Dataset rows
:::

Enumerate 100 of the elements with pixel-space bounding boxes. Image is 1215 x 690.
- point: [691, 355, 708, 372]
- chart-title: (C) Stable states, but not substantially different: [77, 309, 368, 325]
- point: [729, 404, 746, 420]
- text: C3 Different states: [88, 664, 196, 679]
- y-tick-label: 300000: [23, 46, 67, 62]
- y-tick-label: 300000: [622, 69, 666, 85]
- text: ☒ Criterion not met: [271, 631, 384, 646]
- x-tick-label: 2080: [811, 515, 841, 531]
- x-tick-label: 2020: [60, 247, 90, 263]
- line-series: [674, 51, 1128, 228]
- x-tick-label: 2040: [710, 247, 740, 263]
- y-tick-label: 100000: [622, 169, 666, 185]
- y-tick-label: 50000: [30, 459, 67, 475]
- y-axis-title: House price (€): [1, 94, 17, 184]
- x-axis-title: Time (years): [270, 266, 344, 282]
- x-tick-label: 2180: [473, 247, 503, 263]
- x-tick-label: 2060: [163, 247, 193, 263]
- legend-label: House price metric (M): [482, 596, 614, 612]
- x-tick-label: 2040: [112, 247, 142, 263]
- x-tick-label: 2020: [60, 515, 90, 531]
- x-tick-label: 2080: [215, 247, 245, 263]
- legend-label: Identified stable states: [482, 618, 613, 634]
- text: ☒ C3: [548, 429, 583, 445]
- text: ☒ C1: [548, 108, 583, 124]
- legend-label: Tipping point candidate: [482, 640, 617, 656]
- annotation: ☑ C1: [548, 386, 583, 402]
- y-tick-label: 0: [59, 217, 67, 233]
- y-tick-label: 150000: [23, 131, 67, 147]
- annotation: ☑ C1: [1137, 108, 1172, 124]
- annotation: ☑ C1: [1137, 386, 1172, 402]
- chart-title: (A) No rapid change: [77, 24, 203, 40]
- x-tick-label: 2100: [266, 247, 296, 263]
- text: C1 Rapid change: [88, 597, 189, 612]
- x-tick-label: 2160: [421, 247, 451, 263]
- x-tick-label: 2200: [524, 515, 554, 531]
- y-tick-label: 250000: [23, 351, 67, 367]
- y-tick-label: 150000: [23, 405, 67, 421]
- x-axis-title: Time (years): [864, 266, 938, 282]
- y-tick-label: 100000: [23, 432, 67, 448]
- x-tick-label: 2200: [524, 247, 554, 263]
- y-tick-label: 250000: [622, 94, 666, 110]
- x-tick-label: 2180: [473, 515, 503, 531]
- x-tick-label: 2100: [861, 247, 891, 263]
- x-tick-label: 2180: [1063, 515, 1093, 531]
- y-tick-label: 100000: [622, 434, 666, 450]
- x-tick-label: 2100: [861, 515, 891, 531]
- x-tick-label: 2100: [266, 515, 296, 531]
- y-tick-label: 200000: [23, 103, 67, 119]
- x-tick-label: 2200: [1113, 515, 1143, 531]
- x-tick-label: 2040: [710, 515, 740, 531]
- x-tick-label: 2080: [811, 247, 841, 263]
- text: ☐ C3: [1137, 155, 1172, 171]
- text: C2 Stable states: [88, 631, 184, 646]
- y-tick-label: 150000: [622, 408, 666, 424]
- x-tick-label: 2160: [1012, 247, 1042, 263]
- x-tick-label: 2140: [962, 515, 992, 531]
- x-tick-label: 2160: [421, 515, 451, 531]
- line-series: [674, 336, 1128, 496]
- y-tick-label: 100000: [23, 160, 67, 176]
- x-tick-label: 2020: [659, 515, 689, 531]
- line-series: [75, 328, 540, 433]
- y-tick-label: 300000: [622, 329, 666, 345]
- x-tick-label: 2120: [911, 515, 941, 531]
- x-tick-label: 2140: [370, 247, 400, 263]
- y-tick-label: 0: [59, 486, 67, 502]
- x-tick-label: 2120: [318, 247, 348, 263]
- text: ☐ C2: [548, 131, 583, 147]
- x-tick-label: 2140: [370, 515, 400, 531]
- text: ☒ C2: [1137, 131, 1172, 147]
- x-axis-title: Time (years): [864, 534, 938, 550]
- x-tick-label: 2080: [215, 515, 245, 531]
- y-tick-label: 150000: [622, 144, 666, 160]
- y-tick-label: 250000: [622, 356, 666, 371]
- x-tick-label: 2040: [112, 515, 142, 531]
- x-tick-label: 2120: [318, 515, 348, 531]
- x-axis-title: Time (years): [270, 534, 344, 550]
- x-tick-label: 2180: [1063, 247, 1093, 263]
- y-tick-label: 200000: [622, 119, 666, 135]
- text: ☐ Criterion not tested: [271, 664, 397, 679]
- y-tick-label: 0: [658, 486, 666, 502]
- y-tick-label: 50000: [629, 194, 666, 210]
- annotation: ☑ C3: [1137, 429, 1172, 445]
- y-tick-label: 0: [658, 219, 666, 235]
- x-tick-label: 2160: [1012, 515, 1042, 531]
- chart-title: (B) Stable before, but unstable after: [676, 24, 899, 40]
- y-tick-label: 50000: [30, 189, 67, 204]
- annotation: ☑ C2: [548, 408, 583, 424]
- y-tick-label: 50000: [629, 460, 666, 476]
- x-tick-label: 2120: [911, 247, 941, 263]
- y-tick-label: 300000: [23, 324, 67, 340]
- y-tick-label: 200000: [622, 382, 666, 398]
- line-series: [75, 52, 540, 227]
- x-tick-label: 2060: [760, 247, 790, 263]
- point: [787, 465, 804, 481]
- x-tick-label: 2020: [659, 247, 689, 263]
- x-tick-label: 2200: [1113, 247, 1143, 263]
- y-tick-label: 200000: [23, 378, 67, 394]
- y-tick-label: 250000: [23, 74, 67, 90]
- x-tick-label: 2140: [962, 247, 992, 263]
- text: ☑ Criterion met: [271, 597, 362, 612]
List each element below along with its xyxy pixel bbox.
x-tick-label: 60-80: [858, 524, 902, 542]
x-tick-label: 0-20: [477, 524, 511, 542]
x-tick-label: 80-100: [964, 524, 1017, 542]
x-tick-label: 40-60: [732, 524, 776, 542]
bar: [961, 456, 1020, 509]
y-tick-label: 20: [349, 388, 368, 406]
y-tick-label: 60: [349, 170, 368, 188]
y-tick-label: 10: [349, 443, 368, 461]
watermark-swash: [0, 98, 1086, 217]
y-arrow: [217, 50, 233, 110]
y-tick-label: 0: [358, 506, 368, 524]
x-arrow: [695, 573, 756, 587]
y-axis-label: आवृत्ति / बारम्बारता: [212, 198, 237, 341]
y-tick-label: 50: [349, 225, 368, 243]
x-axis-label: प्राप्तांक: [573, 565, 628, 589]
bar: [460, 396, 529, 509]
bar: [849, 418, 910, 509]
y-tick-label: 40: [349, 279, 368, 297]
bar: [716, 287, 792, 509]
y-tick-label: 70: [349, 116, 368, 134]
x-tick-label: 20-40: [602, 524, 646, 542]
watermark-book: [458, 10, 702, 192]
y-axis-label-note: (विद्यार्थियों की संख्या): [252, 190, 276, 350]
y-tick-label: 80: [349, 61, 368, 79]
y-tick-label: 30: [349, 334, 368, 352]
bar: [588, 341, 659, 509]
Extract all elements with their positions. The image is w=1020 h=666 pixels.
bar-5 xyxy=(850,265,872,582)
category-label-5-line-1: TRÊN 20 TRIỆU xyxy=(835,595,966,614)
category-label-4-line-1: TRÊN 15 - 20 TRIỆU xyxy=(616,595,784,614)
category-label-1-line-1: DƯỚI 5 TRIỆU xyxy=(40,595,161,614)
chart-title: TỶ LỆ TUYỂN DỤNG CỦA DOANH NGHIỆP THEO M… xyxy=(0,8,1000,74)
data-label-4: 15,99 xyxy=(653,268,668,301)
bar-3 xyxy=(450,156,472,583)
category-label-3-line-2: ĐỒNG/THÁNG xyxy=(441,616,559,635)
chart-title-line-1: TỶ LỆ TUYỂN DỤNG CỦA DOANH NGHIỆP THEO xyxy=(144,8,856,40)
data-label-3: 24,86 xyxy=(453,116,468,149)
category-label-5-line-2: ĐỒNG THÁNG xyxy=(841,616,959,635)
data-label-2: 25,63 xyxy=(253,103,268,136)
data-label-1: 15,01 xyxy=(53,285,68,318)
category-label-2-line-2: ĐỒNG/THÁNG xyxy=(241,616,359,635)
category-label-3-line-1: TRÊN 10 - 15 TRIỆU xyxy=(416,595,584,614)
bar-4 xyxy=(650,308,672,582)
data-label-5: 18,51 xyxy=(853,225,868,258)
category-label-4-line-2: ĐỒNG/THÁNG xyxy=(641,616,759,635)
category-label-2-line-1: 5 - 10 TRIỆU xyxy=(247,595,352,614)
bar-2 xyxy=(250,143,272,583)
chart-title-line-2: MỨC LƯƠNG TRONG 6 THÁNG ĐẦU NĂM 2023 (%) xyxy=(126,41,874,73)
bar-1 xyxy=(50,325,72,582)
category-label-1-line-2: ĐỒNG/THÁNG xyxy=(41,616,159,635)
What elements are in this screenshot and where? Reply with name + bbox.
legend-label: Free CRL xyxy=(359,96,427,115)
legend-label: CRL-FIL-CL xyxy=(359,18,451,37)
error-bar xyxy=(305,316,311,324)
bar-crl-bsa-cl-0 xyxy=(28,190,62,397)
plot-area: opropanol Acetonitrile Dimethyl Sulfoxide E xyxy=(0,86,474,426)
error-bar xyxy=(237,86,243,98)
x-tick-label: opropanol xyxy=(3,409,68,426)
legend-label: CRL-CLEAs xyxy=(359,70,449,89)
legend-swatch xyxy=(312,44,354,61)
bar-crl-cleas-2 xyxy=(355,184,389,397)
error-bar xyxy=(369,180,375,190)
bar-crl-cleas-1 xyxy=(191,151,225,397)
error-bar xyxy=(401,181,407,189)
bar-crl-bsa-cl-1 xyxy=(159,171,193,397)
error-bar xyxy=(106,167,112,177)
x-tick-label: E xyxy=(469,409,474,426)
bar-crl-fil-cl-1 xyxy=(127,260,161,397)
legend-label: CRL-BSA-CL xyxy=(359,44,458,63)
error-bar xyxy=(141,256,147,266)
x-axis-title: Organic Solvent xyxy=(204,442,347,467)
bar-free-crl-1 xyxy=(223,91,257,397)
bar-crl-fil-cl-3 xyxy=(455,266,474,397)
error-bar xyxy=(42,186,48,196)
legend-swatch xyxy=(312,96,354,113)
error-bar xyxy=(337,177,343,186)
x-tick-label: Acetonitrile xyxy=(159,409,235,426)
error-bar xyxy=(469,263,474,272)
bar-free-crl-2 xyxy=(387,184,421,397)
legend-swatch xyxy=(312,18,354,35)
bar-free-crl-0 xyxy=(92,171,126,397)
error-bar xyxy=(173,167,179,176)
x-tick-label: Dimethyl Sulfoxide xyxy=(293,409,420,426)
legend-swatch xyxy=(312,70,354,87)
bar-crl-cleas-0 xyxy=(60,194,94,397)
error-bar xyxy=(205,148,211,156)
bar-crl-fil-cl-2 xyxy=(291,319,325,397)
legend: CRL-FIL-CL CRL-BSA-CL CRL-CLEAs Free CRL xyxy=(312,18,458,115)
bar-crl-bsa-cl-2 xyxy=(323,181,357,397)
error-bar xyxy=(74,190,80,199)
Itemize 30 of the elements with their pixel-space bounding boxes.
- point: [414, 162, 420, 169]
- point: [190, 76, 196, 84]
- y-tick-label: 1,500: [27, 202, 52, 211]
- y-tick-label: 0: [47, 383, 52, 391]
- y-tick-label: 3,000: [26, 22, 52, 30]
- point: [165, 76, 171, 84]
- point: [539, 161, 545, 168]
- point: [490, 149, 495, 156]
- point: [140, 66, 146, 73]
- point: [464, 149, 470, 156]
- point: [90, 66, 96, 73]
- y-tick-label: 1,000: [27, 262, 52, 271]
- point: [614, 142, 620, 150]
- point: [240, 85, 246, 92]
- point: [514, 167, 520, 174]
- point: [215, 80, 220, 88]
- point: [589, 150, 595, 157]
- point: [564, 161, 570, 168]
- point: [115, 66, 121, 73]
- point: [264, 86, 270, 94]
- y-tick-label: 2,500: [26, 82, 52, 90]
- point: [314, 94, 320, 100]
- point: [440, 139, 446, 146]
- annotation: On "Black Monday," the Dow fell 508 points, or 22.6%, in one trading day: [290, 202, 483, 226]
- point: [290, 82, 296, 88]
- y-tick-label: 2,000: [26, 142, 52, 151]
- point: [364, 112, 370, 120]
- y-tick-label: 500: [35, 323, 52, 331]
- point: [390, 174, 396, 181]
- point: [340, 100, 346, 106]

:::

## [Aim]
Copy out the listing word for word, everything from the start down to the line containing "- y-tick-label: 300000: [622, 69, 666, 85]".

## [Solved exercise]
Enumerate 100 of the elements with pixel-space bounding boxes. Image is 1215 x 690.
- point: [691, 355, 708, 372]
- chart-title: (C) Stable states, but not substantially different: [77, 309, 368, 325]
- point: [729, 404, 746, 420]
- text: C3 Different states: [88, 664, 196, 679]
- y-tick-label: 300000: [23, 46, 67, 62]
- y-tick-label: 300000: [622, 69, 666, 85]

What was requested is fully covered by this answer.